> _REQUEST 1_: Turn the records, starting at the line containing "edge-h4-f5 (1258, 352, 1450, 384)" and ending at the line containing "leaf-node-label[interactable]: replacer (921, 112, 999, 134)", into a numbered list with blank lines omitted.

> _EXTRACTED TEXT_:
## Begin

Hunmanby railway station serves the village of Hunmanby in North Yorkshire, England. It is located on the Yorkshire Coast Line and is operated by Northern Trains who provide all passenger train services. The station opened for traffic on 20 October 1847 and is the point at which the single track section from Bridlington ends, the line being double north of here towards Filey.

As originally built, the line was double throughout but the section to Bridlington was singled as an economy measure in 1973.  Further modernisation work saw the signal box here abolished and removed in 2000, with the level crossing automated and remaining semaphore signals replaced by colour lights operated remotely from Seamer.

The station is unstaffed and passengers must purchase their ticket on the train. The station buildings remain and are now privately occupied - the main waiting room and the separate ladies' waiting room having been converted to holiday accommodation.  Step-free access is available to both platforms via the automatic level crossing at the south end, whilst train running information can be obtained from timetable posters or telephone.

## End

> _LISTED ENTRIES_:
## Begin

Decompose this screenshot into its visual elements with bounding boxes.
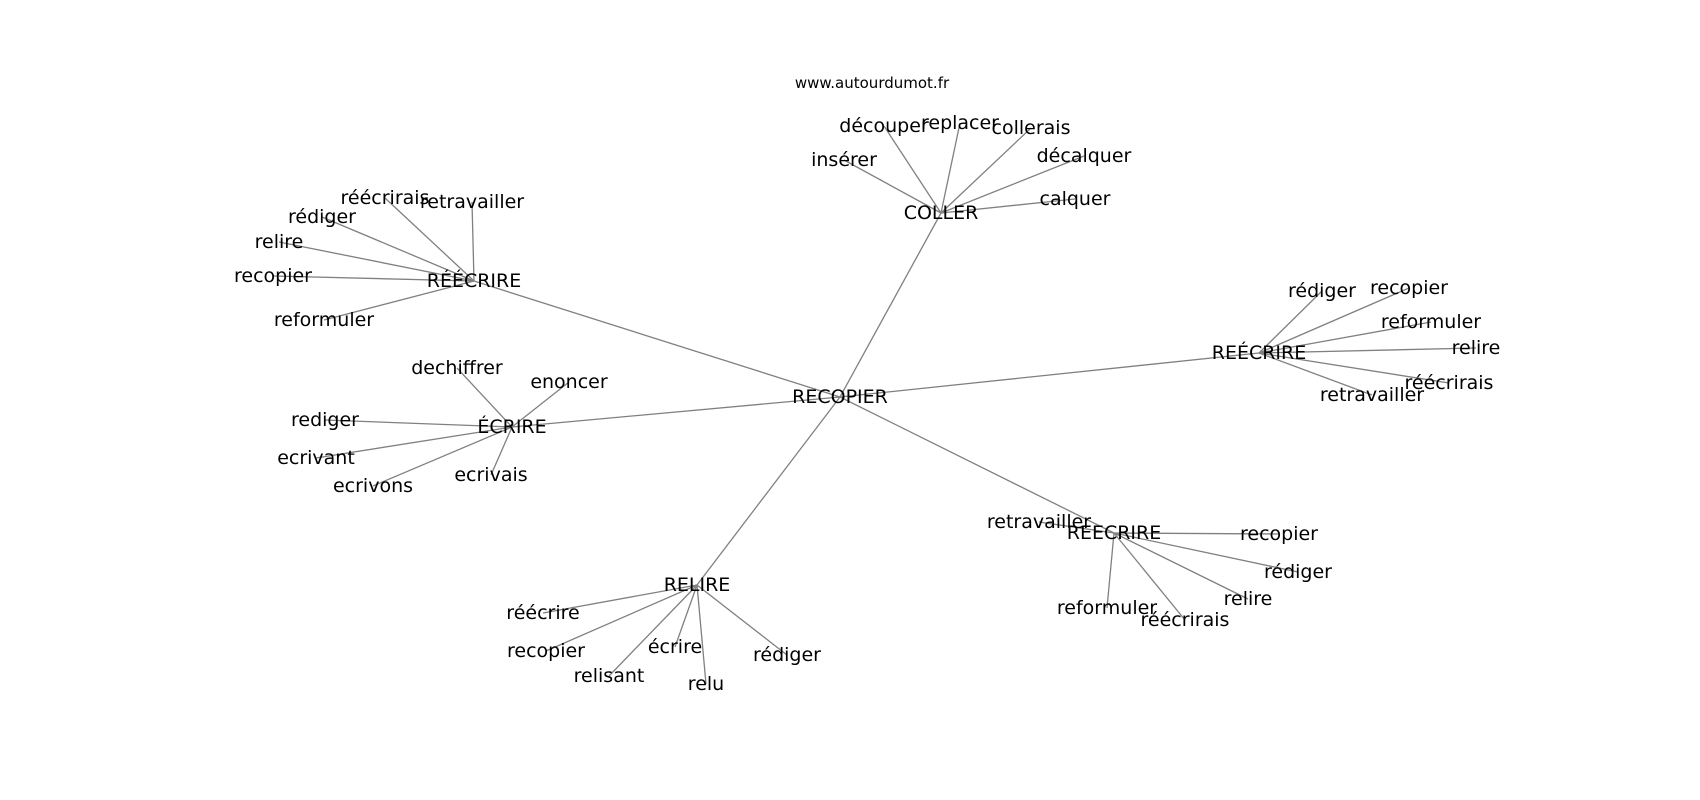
edge-h4-f5 (1258, 352, 1450, 384)
leaf-node-label[interactable]: reformuler (1381, 311, 1481, 333)
edge-h5-g3 (1113, 532, 1299, 573)
edge-h2-r6 (323, 280, 475, 321)
leaf-node-label[interactable]: collerais (992, 117, 1071, 139)
edge-h1-c4 (843, 159, 942, 214)
leaf-node-label[interactable]: rédiger (753, 644, 821, 666)
edge-h5-g2 (1113, 532, 1280, 535)
edge-h6-l6 (696, 584, 788, 656)
edge-h4-f6 (1258, 352, 1373, 396)
root-node-label[interactable]: RECOPIER (792, 386, 888, 408)
edge-h3-e1 (456, 367, 513, 428)
leaf-node-label[interactable]: recopier (507, 640, 585, 662)
leaf-node-label[interactable]: décalquer (1037, 145, 1132, 167)
edge-h2-r3 (321, 216, 475, 282)
leaf-node-label[interactable]: rediger (291, 409, 359, 431)
edge-h6-l3 (608, 584, 698, 677)
edge-h1-c1 (883, 125, 942, 214)
edge-h5-g1 (1038, 521, 1115, 534)
leaf-node-label[interactable]: reformuler (1057, 597, 1157, 619)
edge-h3-e5 (372, 426, 513, 487)
edge-h3-e3 (324, 419, 513, 428)
leaf-node-label[interactable]: replacer (921, 112, 999, 134)
leaf-node-label[interactable]: reformuler (274, 309, 374, 331)
edge-h4-f4 (1258, 347, 1477, 354)
leaf-node-label[interactable]: recopier (1240, 523, 1318, 545)
hub-node-label[interactable]: REÉCRIRE (1212, 341, 1307, 364)
hub-node-label[interactable]: ÉCRIRE (477, 415, 546, 438)
edge-n0-h5 (839, 396, 1115, 534)
leaf-node-label[interactable]: calquer (1040, 188, 1111, 210)
edge-n0-h1 (839, 212, 942, 398)
edge-n0-h4 (839, 352, 1260, 398)
hub-node-label[interactable]: REECRIRE (1067, 522, 1162, 544)
site-url: www.autourdumot.fr (795, 74, 950, 92)
leaf-node-label[interactable]: insérer (811, 149, 877, 171)
leaf-node-label[interactable]: relire (1224, 588, 1273, 610)
leaf-node-label[interactable]: rédiger (288, 206, 356, 228)
edge-h1-c2 (940, 122, 961, 214)
hub-node-label[interactable]: RÉÉCRIRE (427, 269, 522, 292)
edge-h5-g4 (1113, 532, 1249, 600)
edge-h2-r1 (384, 197, 475, 282)
edge-h1-c5 (940, 155, 1085, 214)
edge-h2-r2 (471, 201, 475, 282)
leaf-node-label[interactable]: réécrirais (1405, 372, 1494, 394)
edge-h6-l4 (674, 584, 698, 648)
edge-h3-e4 (315, 426, 513, 459)
edge-h5-g5 (1106, 532, 1115, 609)
edge-h1-c6 (940, 198, 1076, 214)
edge-n0-h2 (473, 280, 841, 398)
edge-h2-r5 (272, 275, 475, 282)
edge-h1-c3 (940, 127, 1032, 214)
graph-nodes: RECOPIER COLLER RÉÉCRIRE ÉCRIRE REÉCRIRE REEC… (234, 112, 1500, 695)
edge-h6-l2 (545, 584, 698, 652)
leaf-node-label[interactable]: réécrire (506, 602, 579, 624)
leaf-node-label[interactable]: relisant (574, 665, 645, 687)
edge-h3-e6 (490, 426, 513, 476)
leaf-node-label[interactable]: ecrivais (454, 464, 527, 486)
hub-node-label[interactable]: COLLER (904, 202, 979, 224)
leaf-node-label[interactable]: relu (688, 673, 724, 695)
edge-h4-f1 (1258, 290, 1323, 354)
leaf-node-label[interactable]: retravailler (987, 511, 1091, 533)
leaf-node-label[interactable]: découper (839, 115, 929, 137)
edge-h6-l5 (696, 584, 707, 685)
edge-h4-f2 (1258, 287, 1410, 354)
leaf-node-label[interactable]: écrire (648, 636, 702, 658)
edge-h3-e2 (511, 381, 570, 428)
leaf-node-label[interactable]: retravailler (1320, 384, 1424, 406)
leaf-node-label[interactable]: relire (255, 231, 304, 253)
edge-n0-h3 (511, 396, 841, 428)
leaf-node-label[interactable]: enoncer (530, 371, 608, 393)
leaf-node-label[interactable]: recopier (1370, 277, 1448, 299)
leaf-node-label[interactable]: dechiffrer (411, 357, 503, 379)
leaf-node-label[interactable]: rédiger (1288, 280, 1356, 302)
leaf-node-label[interactable]: relire (1452, 337, 1501, 359)
edge-h5-g6 (1113, 532, 1186, 621)
edge-h4-f3 (1258, 321, 1432, 354)
leaf-node-label[interactable]: retravailler (420, 191, 524, 213)
edge-n0-h6 (696, 396, 841, 586)
leaf-node-label[interactable]: rédiger (1264, 561, 1332, 583)
leaf-node-label[interactable]: réécrirais (341, 187, 430, 209)
edge-h2-r4 (278, 241, 475, 282)
graph-edges (272, 122, 1477, 685)
leaf-node-label[interactable]: réécrirais (1141, 609, 1230, 631)
leaf-node-label[interactable]: recopier (234, 265, 312, 287)
hub-node-label[interactable]: RELIRE (664, 574, 731, 596)
edge-h6-l1 (542, 584, 698, 614)
leaf-node-label[interactable]: ecrivons (333, 475, 413, 497)
leaf-node-label[interactable]: ecrivant (277, 447, 355, 469)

## End

> _REQUEST 2_: Reproduce the passage of the Hunmanby station text starting at "Hunmanby railway station" and ending at "here towards Filey.", substituting "town" for "village".

> _EXERCISE RESPONSE 1_:
1. edge-h4-f5 (1258, 352, 1450, 384)
2. leaf-node-label[interactable]: reformuler (1381, 311, 1481, 333)
3. edge-h5-g3 (1113, 532, 1299, 573)
4. edge-h2-r6 (323, 280, 475, 321)
5. leaf-node-label[interactable]: collerais (992, 117, 1071, 139)
6. edge-h1-c4 (843, 159, 942, 214)
7. leaf-node-label[interactable]: rédiger (753, 644, 821, 666)
8. edge-h5-g2 (1113, 532, 1280, 535)
9. edge-h6-l6 (696, 584, 788, 656)
10. edge-h4-f6 (1258, 352, 1373, 396)
11. root-node-label[interactable]: RECOPIER (792, 386, 888, 408)
12. edge-h3-e1 (456, 367, 513, 428)
13. leaf-node-label[interactable]: recopier (507, 640, 585, 662)
14. leaf-node-label[interactable]: décalquer (1037, 145, 1132, 167)
15. edge-h2-r3 (321, 216, 475, 282)
16. leaf-node-label[interactable]: rediger (291, 409, 359, 431)
17. edge-h6-l3 (608, 584, 698, 677)
18. edge-h1-c1 (883, 125, 942, 214)
19. edge-h5-g1 (1038, 521, 1115, 534)
20. leaf-node-label[interactable]: reformuler (1057, 597, 1157, 619)
21. edge-h3-e5 (372, 426, 513, 487)
22. edge-h3-e3 (324, 419, 513, 428)
23. leaf-node-label[interactable]: replacer (921, 112, 999, 134)

> _EXERCISE RESPONSE 2_:
Hunmanby railway station serves the town of Hunmanby in North Yorkshire, England. It is located on the Yorkshire Coast Line and is operated by Northern Trains who provide all passenger train services. The station opened for traffic on 20 October 1847 and is the point at which the single track section from Bridlington ends, the line being double north of here towards Filey.